Would you transcribe the listing that follows, character for character, and omit its images?

Start of Records for the task

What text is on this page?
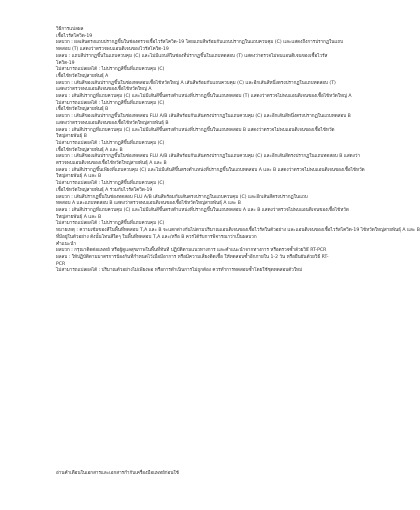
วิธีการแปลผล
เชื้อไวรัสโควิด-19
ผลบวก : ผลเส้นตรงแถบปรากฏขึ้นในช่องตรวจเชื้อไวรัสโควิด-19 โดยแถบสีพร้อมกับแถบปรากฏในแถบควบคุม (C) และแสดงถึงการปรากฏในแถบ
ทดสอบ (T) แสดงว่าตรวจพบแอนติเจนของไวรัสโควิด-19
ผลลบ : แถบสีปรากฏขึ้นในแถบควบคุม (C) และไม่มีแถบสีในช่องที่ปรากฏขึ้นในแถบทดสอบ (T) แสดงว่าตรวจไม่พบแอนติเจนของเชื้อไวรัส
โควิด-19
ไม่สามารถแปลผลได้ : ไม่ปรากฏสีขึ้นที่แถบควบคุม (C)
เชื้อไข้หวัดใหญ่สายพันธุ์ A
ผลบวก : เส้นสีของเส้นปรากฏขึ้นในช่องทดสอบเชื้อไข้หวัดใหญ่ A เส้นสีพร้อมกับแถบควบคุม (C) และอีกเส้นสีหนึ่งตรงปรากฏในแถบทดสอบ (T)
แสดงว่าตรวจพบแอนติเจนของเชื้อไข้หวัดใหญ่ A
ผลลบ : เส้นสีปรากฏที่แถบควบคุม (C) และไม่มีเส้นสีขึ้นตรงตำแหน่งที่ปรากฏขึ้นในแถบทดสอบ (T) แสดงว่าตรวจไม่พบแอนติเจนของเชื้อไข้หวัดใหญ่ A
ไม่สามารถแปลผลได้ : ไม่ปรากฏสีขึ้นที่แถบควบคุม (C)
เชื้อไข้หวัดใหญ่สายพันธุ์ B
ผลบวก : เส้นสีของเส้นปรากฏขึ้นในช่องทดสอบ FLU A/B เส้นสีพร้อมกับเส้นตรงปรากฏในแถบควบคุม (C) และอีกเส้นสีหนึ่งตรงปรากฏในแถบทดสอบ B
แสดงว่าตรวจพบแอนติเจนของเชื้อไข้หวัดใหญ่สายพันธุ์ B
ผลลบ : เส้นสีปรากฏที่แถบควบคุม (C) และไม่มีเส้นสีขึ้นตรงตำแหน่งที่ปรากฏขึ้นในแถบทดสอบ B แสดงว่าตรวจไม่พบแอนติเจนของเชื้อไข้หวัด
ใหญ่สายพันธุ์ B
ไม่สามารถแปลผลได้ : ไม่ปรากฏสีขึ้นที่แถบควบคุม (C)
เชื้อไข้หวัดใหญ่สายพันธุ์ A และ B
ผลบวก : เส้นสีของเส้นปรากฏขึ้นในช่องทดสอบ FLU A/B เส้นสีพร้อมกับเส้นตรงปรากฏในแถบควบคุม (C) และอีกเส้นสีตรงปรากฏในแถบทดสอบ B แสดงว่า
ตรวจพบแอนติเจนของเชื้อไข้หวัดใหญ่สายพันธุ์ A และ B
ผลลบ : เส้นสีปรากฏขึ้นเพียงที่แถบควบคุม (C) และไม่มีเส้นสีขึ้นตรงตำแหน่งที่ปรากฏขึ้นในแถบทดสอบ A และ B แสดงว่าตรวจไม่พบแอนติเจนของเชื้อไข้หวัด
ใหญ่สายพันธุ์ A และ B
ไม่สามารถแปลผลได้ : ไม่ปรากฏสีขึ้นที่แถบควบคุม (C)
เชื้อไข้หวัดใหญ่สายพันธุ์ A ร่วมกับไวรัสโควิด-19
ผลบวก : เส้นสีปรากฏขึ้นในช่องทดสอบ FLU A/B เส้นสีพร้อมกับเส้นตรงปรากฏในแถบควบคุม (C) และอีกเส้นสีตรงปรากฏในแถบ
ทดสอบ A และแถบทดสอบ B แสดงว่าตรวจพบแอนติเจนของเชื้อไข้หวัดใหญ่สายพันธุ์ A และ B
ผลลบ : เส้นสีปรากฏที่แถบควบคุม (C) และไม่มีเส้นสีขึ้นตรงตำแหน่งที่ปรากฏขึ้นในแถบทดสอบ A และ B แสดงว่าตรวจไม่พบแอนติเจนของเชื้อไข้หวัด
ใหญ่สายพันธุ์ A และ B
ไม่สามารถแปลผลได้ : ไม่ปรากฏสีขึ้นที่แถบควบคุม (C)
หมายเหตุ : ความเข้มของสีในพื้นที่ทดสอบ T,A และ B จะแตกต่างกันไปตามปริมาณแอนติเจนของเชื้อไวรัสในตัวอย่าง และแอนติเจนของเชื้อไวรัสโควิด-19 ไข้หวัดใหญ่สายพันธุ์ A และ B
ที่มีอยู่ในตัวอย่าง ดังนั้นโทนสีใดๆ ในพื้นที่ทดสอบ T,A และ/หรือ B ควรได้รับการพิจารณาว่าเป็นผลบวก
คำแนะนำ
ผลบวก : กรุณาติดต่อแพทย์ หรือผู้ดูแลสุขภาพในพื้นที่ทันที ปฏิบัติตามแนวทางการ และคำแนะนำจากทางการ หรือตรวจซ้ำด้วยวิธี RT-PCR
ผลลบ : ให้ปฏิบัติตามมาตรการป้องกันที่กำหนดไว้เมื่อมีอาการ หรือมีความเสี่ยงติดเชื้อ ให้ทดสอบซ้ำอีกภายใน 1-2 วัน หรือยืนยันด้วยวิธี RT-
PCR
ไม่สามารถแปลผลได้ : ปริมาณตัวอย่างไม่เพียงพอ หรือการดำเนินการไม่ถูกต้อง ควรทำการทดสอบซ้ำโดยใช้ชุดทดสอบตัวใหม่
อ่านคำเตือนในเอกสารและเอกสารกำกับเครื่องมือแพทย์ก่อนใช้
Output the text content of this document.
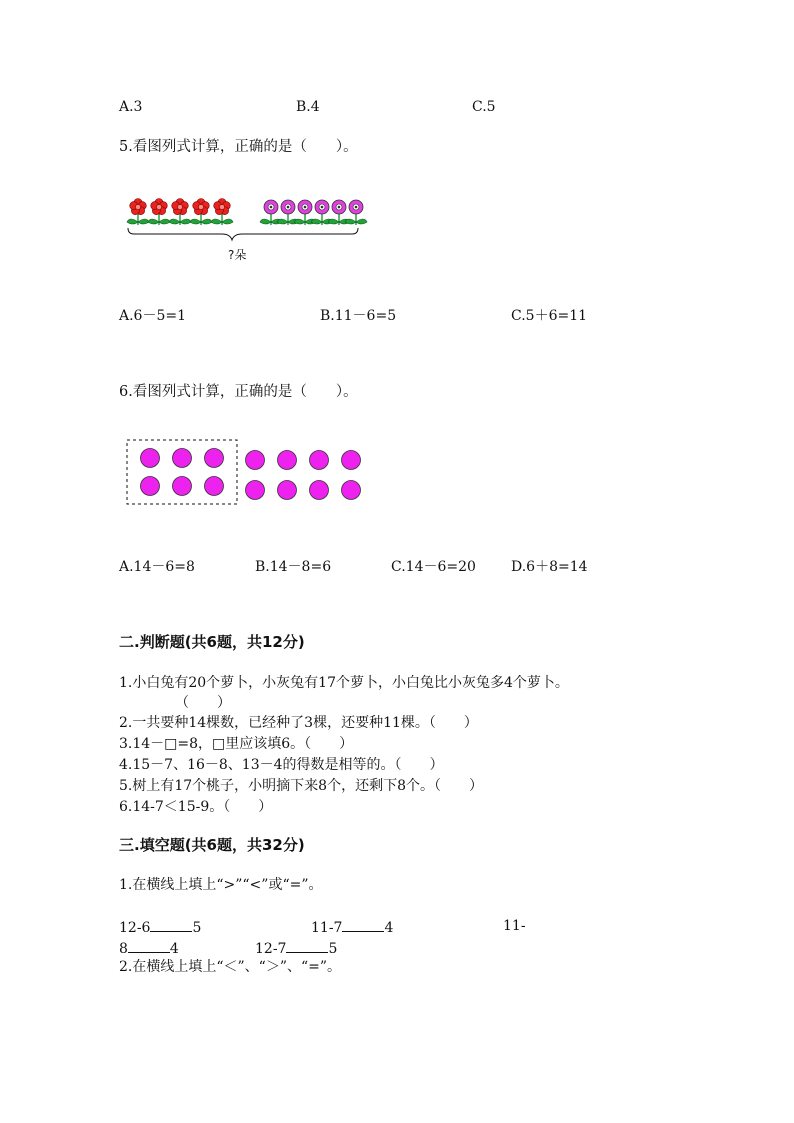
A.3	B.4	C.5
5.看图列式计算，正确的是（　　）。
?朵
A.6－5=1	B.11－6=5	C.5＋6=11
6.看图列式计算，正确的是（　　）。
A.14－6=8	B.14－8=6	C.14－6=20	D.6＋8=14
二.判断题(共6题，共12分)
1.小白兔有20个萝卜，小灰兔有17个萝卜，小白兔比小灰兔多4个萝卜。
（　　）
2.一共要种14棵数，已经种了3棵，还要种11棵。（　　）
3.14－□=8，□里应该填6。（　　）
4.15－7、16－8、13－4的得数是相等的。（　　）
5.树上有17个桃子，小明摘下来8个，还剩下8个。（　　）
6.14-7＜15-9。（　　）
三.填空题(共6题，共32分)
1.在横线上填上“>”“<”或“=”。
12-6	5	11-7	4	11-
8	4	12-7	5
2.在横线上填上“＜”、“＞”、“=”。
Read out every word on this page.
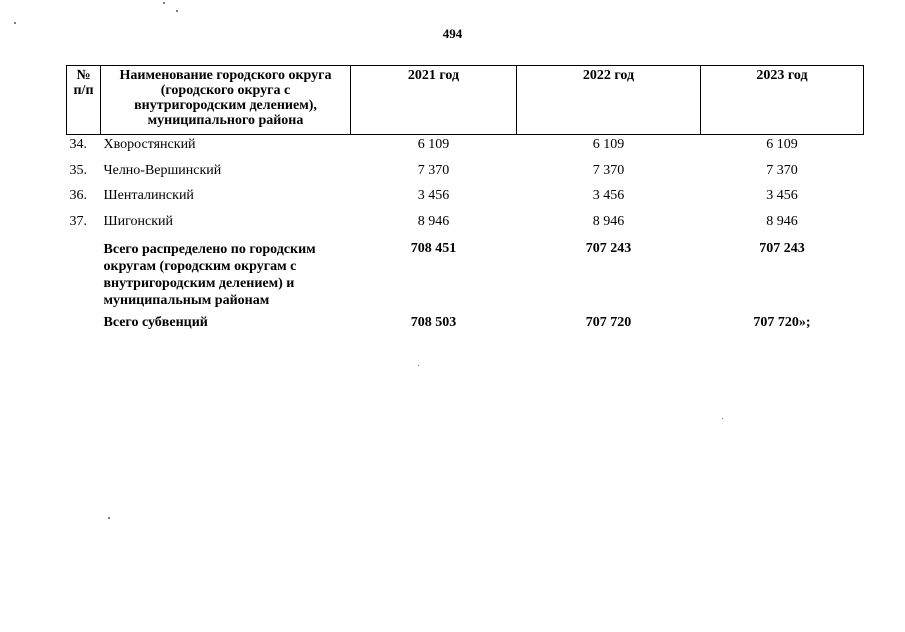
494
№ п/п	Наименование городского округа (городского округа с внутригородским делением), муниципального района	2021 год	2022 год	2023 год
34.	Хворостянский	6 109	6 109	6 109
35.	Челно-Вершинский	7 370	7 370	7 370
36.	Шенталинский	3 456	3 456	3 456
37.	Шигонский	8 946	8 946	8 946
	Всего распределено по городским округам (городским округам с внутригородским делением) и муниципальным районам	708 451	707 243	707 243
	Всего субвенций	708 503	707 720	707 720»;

End of Records for the task

▶ _Result_
What text is on this page?
วิธีการแปลผล
เชื้อไวรัสโควิด-19
ผลบวก : ผลเส้นตรงแถบปรากฏขึ้นในช่องตรวจเชื้อไวรัสโควิด-19 โดยแถบสีพร้อมกับแถบปรากฏในแถบควบคุม (C) และแสดงถึงการปรากฏในแถบ
ทดสอบ (T) แสดงว่าตรวจพบแอนติเจนของไวรัสโควิด-19
ผลลบ : แถบสีปรากฏขึ้นในแถบควบคุม (C) และไม่มีแถบสีในช่องที่ปรากฏขึ้นในแถบทดสอบ (T) แสดงว่าตรวจไม่พบแอนติเจนของเชื้อไวรัส
โควิด-19
ไม่สามารถแปลผลได้ : ไม่ปรากฏสีขึ้นที่แถบควบคุม (C)
เชื้อไข้หวัดใหญ่สายพันธุ์ A
ผลบวก : เส้นสีของเส้นปรากฏขึ้นในช่องทดสอบเชื้อไข้หวัดใหญ่ A เส้นสีพร้อมกับแถบควบคุม (C) และอีกเส้นสีหนึ่งตรงปรากฏในแถบทดสอบ (T)
แสดงว่าตรวจพบแอนติเจนของเชื้อไข้หวัดใหญ่ A
ผลลบ : เส้นสีปรากฏที่แถบควบคุม (C) และไม่มีเส้นสีขึ้นตรงตำแหน่งที่ปรากฏขึ้นในแถบทดสอบ (T) แสดงว่าตรวจไม่พบแอนติเจนของเชื้อไข้หวัดใหญ่ A
ไม่สามารถแปลผลได้ : ไม่ปรากฏสีขึ้นที่แถบควบคุม (C)
เชื้อไข้หวัดใหญ่สายพันธุ์ B
ผลบวก : เส้นสีของเส้นปรากฏขึ้นในช่องทดสอบ FLU A/B เส้นสีพร้อมกับเส้นตรงปรากฏในแถบควบคุม (C) และอีกเส้นสีหนึ่งตรงปรากฏในแถบทดสอบ B
แสดงว่าตรวจพบแอนติเจนของเชื้อไข้หวัดใหญ่สายพันธุ์ B
ผลลบ : เส้นสีปรากฏที่แถบควบคุม (C) และไม่มีเส้นสีขึ้นตรงตำแหน่งที่ปรากฏขึ้นในแถบทดสอบ B แสดงว่าตรวจไม่พบแอนติเจนของเชื้อไข้หวัด
ใหญ่สายพันธุ์ B
ไม่สามารถแปลผลได้ : ไม่ปรากฏสีขึ้นที่แถบควบคุม (C)
เชื้อไข้หวัดใหญ่สายพันธุ์ A และ B
ผลบวก : เส้นสีของเส้นปรากฏขึ้นในช่องทดสอบ FLU A/B เส้นสีพร้อมกับเส้นตรงปรากฏในแถบควบคุม (C) และอีกเส้นสีตรงปรากฏในแถบทดสอบ B แสดงว่า
ตรวจพบแอนติเจนของเชื้อไข้หวัดใหญ่สายพันธุ์ A และ B
ผลลบ : เส้นสีปรากฏขึ้นเพียงที่แถบควบคุม (C) และไม่มีเส้นสีขึ้นตรงตำแหน่งที่ปรากฏขึ้นในแถบทดสอบ A และ B แสดงว่าตรวจไม่พบแอนติเจนของเชื้อไข้หวัด
ใหญ่สายพันธุ์ A และ B
ไม่สามารถแปลผลได้ : ไม่ปรากฏสีขึ้นที่แถบควบคุม (C)
เชื้อไข้หวัดใหญ่สายพันธุ์ A ร่วมกับไวรัสโควิด-19
ผลบวก : เส้นสีปรากฏขึ้นในช่องทดสอบ FLU A/B เส้นสีพร้อมกับเส้นตรงปรากฏในแถบควบคุม (C) และอีกเส้นสีตรงปรากฏในแถบ
ทดสอบ A และแถบทดสอบ B แสดงว่าตรวจพบแอนติเจนของเชื้อไข้หวัดใหญ่สายพันธุ์ A และ B
ผลลบ : เส้นสีปรากฏที่แถบควบคุม (C) และไม่มีเส้นสีขึ้นตรงตำแหน่งที่ปรากฏขึ้นในแถบทดสอบ A และ B แสดงว่าตรวจไม่พบแอนติเจนของเชื้อไข้หวัด
ใหญ่สายพันธุ์ A และ B
ไม่สามารถแปลผลได้ : ไม่ปรากฏสีขึ้นที่แถบควบคุม (C)
หมายเหตุ : ความเข้มของสีในพื้นที่ทดสอบ T,A และ B จะแตกต่างกันไปตามปริมาณแอนติเจนของเชื้อไวรัสในตัวอย่าง และแอนติเจนของเชื้อไวรัสโควิด-19 ไข้หวัดใหญ่สายพันธุ์ A และ B
ที่มีอยู่ในตัวอย่าง ดังนั้นโทนสีใดๆ ในพื้นที่ทดสอบ T,A และ/หรือ B ควรได้รับการพิจารณาว่าเป็นผลบวก
คำแนะนำ
ผลบวก : กรุณาติดต่อแพทย์ หรือผู้ดูแลสุขภาพในพื้นที่ทันที ปฏิบัติตามแนวทางการ และคำแนะนำจากทางการ หรือตรวจซ้ำด้วยวิธี RT-PCR
ผลลบ : ให้ปฏิบัติตามมาตรการป้องกันที่กำหนดไว้เมื่อมีอาการ หรือมีความเสี่ยงติดเชื้อ ให้ทดสอบซ้ำอีกภายใน 1-2 วัน หรือยืนยันด้วยวิธี RT-
PCR
ไม่สามารถแปลผลได้ : ปริมาณตัวอย่างไม่เพียงพอ หรือการดำเนินการไม่ถูกต้อง ควรทำการทดสอบซ้ำโดยใช้ชุดทดสอบตัวใหม่
อ่านคำเตือนในเอกสารและเอกสารกำกับเครื่องมือแพทย์ก่อนใช้
Output the text content of this document.
A.3	B.4	C.5
5.看图列式计算，正确的是（　　）。
?朵
A.6－5=1	B.11－6=5	C.5＋6=11
6.看图列式计算，正确的是（　　）。
A.14－6=8	B.14－8=6	C.14－6=20	D.6＋8=14
二.判断题(共6题，共12分)
1.小白兔有20个萝卜，小灰兔有17个萝卜，小白兔比小灰兔多4个萝卜。
（　　）
2.一共要种14棵数，已经种了3棵，还要种11棵。（　　）
3.14－□=8，□里应该填6。（　　）
4.15－7、16－8、13－4的得数是相等的。（　　）
5.树上有17个桃子，小明摘下来8个，还剩下8个。（　　）
6.14-7＜15-9。（　　）
三.填空题(共6题，共32分)
1.在横线上填上“>”“<”或“=”。
12-6	5	11-7	4	11-
8	4	12-7	5
2.在横线上填上“＜”、“＞”、“=”。
Read out every word on this page.
494
№ п/п	Наименование городского округа (городского округа с внутригородским делением), муниципального района	2021 год	2022 год	2023 год
34.	Хворостянский	6 109	6 109	6 109
35.	Челно-Вершинский	7 370	7 370	7 370
36.	Шенталинский	3 456	3 456	3 456
37.	Шигонский	8 946	8 946	8 946
	Всего распределено по городским округам (городским округам с внутригородским делением) и муниципальным районам	708 451	707 243	707 243
	Всего субвенций	708 503	707 720	707 720»;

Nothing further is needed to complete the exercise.